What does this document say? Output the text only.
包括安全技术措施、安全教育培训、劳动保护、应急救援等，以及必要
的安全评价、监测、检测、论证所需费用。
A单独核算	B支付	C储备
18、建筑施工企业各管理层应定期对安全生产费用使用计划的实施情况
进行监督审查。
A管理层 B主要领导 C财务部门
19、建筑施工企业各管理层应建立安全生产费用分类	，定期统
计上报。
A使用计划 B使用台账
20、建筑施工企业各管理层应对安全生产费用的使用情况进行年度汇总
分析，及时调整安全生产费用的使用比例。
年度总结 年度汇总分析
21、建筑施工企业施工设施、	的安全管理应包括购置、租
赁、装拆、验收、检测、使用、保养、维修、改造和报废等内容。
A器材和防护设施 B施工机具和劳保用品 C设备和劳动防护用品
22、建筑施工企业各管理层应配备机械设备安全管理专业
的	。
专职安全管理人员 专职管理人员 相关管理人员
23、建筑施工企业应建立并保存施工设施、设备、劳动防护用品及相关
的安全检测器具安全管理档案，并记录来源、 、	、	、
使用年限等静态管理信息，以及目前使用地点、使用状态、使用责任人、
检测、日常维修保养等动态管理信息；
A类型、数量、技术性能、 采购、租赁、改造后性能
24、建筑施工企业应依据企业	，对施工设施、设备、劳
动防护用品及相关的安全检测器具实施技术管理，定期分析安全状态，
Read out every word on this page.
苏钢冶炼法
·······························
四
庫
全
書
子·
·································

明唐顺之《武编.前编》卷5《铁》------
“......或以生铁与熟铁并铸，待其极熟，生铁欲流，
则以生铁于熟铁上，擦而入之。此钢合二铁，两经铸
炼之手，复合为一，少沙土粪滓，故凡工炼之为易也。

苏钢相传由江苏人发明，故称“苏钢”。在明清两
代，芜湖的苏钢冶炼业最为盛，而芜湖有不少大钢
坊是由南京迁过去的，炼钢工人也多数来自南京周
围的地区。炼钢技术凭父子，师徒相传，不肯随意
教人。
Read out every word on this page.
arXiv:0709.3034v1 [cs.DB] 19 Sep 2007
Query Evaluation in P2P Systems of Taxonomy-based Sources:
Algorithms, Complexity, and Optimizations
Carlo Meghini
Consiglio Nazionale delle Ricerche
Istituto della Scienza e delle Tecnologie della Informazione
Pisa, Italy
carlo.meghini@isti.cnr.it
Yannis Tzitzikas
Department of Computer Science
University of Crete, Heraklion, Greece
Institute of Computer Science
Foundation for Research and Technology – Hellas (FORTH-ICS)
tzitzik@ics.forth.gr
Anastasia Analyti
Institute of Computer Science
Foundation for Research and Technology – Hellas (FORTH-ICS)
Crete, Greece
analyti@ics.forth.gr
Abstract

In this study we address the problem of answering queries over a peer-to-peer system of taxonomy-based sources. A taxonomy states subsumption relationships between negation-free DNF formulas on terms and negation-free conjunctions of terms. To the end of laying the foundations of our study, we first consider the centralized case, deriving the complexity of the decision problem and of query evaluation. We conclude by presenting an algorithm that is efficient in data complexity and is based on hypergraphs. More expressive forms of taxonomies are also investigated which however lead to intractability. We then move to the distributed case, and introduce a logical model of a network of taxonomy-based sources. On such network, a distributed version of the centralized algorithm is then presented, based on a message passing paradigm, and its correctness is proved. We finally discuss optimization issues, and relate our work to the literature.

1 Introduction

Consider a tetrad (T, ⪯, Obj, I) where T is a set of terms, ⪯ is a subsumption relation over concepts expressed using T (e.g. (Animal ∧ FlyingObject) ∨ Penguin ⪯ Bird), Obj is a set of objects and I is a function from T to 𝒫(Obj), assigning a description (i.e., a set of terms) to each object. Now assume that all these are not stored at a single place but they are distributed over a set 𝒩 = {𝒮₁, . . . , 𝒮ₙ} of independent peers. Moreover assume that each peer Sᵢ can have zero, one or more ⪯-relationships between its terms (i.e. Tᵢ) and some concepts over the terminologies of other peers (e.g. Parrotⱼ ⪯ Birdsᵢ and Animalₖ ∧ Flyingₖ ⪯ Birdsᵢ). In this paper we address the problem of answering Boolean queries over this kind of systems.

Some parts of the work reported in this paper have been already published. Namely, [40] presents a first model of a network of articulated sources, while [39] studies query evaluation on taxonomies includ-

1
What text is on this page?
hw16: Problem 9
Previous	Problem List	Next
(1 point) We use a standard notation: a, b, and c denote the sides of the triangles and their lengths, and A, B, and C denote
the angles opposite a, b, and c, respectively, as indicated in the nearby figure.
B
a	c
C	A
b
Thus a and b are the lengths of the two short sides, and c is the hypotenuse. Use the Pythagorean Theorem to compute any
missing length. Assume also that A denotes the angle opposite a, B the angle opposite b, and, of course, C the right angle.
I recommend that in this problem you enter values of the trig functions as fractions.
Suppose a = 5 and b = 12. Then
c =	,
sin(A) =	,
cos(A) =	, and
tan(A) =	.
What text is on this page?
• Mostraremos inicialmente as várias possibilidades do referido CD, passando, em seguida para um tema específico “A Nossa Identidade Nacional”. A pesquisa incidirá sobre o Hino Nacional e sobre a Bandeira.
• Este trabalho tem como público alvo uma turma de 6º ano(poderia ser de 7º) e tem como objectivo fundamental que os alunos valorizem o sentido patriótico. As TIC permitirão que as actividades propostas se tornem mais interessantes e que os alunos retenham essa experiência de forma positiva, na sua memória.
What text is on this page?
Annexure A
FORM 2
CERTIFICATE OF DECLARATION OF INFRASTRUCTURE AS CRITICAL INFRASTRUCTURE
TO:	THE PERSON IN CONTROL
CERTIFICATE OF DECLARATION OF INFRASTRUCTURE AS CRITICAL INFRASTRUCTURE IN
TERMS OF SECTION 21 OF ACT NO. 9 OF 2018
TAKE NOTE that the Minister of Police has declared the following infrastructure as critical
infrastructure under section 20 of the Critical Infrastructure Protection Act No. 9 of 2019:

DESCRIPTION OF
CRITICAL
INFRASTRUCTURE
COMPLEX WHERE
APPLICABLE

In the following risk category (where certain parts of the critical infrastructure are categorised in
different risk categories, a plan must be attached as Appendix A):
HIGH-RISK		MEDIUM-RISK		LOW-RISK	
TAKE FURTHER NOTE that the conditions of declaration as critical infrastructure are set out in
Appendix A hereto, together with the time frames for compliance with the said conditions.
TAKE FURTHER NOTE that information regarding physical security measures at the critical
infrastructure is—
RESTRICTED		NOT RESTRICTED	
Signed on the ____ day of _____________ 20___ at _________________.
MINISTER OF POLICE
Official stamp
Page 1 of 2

• [PROBLEM DESCRIPTION]:
Copy each line of the listing that holds the word "network".

• [EXERCISE ANSWER]:
In this study we address the problem of answering queries over a peer-to-peer system of taxonomy-based sources. A taxonomy states subsumption relationships between negation-free DNF formulas on terms and negation-free conjunctions of terms. To the end of laying the foundations of our study, we first consider the centralized case, deriving the complexity of the decision problem and of query evaluation. We conclude by presenting an algorithm that is efficient in data complexity and is based on hypergraphs. More expressive forms of taxonomies are also investigated which however lead to intractability. We then move to the distributed case, and introduce a logical model of a network of taxonomy-based sources. On such network, a distributed version of the centralized algorithm is then presented, based on a message passing paradigm, and its correctness is proved. We finally discuss optimization issues, and relate our work to the literature.
Some parts of the work reported in this paper have been already published. Namely, [40] presents a first model of a network of articulated sources, while [39] studies query evaluation on taxonomies includ-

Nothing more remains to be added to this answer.